• [Exercise instructions]
a - Sum up the interview on business ethics in two sentences.
b - Write the next part of the interview on business ethics, picking up after its last line.

• [Page extract]

Knowledge@Emory: Would you agree thatit can be difficult, in some cases, to pin down the definition of ethical behavior? For example, it's straightforward to say polluting a river is not ethical. But what about companies like Nike that may create jobs in an impoverished third-world nation, which is good, but where the factories use child labor, which is abhorrent in the U.S. but may be encouraged in the local economy of the host nation?
Wolpe: That has become a textbook example of the way that right and wrong may not always be easy to define. A company that pays relatively high wages in the U.S. may also outsource work to countries where worker pay can be extremely low. Or companies that offer generous health benefits here may also have overseas factories where workers don't get any health benefits, in compliance with local customs. It's tempting to say that the American firms should simply increase the wages of the overseas workers, or offer U.S.-style health benefits packages in the name of social justice. But in fact actions like those could disrupt the local markets by creating a favored class and possibly end up doing more harm than good.
Knowledge@Emory: So is it better to do nothing about changing local conditions, even if they're wrong by American standards?
Wolpe: Those aren't the only choices. Companies can also contribute money and other resources to local schools, charities and other organizations that can help to improve the local social infrastructure. This way the efforts will benefit the greater population instead of splitting it into haves and have-nots.
Knowledge@Emory: Outsourcing, of course, continues to gain traction as companies look to cut costs by transferring labor-intensive activity to low-wage countries. But as the supply chain gets longer, do you think it can be tougher to maintain quality control?
Wolpe: That's a possibility, and it's something that auto manufacturers and other companies have to consider. In a broader context, they should also consider taking steps to ensure that ethical guidelines issued at the top of the organization are percolating across boundaries to all of the employees, regardless of where they're physically located. In some cases, it could mean giving more autonomy to line-level workers, which may be a challenge in a control-oriented environment.

• [Data extracts]
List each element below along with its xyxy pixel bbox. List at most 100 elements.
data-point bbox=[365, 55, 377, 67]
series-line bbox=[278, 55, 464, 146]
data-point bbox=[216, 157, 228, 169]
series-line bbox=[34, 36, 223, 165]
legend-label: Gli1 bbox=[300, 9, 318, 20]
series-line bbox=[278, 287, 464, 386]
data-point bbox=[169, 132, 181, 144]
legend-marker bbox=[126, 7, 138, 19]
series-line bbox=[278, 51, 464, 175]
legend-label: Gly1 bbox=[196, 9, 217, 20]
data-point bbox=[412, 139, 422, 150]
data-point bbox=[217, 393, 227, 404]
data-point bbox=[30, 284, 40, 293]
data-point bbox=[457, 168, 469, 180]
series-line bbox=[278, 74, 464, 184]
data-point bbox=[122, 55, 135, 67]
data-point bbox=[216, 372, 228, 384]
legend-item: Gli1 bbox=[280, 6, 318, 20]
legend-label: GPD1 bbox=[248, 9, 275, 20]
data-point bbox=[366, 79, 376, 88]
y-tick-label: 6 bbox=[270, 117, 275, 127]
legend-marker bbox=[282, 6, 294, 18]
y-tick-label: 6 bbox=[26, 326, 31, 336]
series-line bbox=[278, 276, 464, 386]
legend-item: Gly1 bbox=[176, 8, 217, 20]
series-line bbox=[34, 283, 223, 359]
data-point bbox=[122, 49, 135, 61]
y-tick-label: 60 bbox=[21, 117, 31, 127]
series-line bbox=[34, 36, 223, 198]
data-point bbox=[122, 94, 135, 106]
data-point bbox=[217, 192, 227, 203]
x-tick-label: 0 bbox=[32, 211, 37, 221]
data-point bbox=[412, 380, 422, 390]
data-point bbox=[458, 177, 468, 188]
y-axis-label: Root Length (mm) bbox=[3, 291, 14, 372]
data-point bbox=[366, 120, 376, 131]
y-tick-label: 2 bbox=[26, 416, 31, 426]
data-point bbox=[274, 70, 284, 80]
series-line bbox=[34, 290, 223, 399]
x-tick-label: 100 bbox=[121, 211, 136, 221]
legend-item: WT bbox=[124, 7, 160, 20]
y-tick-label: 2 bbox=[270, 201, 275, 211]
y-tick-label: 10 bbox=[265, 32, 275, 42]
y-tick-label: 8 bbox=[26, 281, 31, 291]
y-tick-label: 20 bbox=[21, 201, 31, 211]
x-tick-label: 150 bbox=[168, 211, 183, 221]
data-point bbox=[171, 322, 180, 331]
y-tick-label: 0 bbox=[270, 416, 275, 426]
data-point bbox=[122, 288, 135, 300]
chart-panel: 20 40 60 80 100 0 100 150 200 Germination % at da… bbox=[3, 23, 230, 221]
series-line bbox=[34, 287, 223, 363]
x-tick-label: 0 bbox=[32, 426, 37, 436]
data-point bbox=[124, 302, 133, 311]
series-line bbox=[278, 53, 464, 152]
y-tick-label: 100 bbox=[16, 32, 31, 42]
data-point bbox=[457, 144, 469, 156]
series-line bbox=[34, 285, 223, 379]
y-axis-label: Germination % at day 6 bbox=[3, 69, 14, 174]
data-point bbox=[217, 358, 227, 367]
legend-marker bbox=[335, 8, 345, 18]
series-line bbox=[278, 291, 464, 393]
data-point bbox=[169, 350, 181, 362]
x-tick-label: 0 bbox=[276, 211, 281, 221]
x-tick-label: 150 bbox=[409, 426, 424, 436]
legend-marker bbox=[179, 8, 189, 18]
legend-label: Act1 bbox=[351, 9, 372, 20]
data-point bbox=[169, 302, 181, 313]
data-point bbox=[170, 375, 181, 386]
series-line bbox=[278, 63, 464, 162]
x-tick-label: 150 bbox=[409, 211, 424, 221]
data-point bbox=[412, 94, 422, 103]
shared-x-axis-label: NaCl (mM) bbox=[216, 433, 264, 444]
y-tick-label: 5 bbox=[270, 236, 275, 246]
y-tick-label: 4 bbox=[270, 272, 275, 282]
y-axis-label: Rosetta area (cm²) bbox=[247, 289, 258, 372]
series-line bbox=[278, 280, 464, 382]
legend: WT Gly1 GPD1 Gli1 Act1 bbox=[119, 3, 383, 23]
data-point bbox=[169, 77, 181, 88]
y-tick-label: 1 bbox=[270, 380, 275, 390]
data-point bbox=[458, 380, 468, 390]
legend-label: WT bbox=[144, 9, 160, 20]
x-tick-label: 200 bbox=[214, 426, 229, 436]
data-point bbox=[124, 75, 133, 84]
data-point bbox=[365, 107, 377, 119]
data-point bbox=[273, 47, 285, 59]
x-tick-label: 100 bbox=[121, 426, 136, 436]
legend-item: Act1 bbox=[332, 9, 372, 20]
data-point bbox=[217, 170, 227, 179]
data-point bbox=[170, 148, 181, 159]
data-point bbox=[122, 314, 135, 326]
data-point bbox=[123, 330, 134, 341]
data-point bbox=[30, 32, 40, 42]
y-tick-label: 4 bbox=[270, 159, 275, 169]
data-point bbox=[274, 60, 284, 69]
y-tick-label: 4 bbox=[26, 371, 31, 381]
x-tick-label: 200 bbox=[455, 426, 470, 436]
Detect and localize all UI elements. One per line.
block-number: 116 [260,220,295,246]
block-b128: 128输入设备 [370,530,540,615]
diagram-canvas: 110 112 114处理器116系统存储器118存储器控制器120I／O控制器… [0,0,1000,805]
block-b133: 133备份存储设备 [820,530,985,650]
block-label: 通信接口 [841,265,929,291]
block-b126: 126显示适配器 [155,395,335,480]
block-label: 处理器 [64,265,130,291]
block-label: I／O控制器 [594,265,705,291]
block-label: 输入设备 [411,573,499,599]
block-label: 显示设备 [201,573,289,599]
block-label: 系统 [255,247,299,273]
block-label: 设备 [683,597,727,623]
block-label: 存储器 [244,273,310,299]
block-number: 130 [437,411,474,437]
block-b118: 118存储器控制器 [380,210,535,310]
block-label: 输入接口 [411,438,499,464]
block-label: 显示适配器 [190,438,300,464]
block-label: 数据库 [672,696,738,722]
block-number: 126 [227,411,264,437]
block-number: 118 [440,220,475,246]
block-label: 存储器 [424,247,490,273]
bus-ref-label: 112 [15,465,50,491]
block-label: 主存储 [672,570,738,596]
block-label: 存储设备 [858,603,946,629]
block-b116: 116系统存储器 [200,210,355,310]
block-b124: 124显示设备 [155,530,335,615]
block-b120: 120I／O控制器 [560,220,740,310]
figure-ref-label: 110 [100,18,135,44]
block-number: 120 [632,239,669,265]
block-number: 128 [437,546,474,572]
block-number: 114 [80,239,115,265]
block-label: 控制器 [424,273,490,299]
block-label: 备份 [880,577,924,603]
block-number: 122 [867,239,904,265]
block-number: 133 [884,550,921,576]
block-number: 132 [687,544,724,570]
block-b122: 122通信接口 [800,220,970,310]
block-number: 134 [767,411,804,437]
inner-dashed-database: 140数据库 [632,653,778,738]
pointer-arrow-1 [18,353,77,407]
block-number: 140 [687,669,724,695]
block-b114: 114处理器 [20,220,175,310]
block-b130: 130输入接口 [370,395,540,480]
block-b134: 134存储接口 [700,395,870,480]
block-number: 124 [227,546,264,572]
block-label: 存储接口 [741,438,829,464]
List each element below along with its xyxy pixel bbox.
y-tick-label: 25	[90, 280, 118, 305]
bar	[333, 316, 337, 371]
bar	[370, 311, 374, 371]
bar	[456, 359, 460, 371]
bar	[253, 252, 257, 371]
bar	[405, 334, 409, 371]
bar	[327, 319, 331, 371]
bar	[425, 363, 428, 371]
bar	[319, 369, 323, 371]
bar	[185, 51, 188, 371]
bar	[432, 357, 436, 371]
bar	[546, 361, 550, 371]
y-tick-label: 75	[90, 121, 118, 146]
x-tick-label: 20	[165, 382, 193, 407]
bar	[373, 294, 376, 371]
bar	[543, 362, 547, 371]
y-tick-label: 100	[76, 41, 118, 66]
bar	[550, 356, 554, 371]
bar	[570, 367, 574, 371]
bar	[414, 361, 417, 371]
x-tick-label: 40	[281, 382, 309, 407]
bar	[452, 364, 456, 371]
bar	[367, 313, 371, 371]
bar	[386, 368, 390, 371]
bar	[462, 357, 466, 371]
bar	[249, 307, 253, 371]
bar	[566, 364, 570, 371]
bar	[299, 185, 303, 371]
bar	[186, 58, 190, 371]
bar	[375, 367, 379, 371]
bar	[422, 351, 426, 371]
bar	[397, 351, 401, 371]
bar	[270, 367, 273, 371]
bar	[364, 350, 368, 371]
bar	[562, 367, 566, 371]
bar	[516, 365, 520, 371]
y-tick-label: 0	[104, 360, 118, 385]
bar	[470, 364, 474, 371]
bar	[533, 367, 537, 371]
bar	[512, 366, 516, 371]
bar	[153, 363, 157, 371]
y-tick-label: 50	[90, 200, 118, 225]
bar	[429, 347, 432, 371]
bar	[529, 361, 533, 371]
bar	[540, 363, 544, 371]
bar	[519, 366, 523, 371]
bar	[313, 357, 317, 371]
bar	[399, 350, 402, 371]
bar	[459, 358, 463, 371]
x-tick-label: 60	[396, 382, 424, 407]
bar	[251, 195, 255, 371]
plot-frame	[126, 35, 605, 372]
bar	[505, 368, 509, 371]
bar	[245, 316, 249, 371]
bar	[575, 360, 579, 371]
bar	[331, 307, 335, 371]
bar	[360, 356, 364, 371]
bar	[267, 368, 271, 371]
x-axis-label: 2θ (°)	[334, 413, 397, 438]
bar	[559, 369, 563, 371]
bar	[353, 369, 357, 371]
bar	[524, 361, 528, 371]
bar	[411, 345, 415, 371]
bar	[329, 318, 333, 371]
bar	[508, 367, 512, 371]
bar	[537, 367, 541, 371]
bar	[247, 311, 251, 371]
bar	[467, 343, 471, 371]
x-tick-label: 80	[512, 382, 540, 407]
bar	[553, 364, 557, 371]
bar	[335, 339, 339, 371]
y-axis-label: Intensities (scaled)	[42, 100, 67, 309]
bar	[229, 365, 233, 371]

• [Results of the exercise]
a - Wolpe says overseas labor practices show that right and wrong are not always easy to define, and that raising overseas wages or benefits to U.S. levels could disrupt local markets by creating a favored class. Companies can instead support local schools, charities and organizations, and as outsourcing lengthens supply chains they should make sure ethical guidelines from the top reach all employees wherever they are, possibly by giving line-level workers more autonomy.

b -
Knowledge@Emory: Do you see any kind of correlation between the prevalence of the Internet and the increased interest in organizational ethics?
Wolpe: It appears that high-tech businesses, like software companies, tend to offer employees better benefits, more childcare options, and other socially responsible initiatives. But much of that was in place before the widespread use of the Internet, and socially responsible investing had its start before the Internet became enmeshed in society. But I do think the Internet has had an effect on the spread of ethics, simply because it speeds up the flow of information. If a company does the right thing, more people will hear about it and will find out in a fast manner. Conversely, if a company does the wrong thing, it's tougher to limit the spread of the news.
Knowledge@Emory: Looking ahead, do you see more organizations making a real commitment to ethical operations, or will the stressed economy derail the movement?
Wolpe: I think that more organizations see that an ethical approach will actually cost them less in the long run. I recently spoke with a mayor of a reasonably sized city about providing advanced ethics training to more than 100 of his top administrators, and the basic message would involve this: when you're faced with a tough decision, ask yourself what the ethical approach would be. There's a growing recognition that ethical actions will help to lead to the best results for all the parties involved.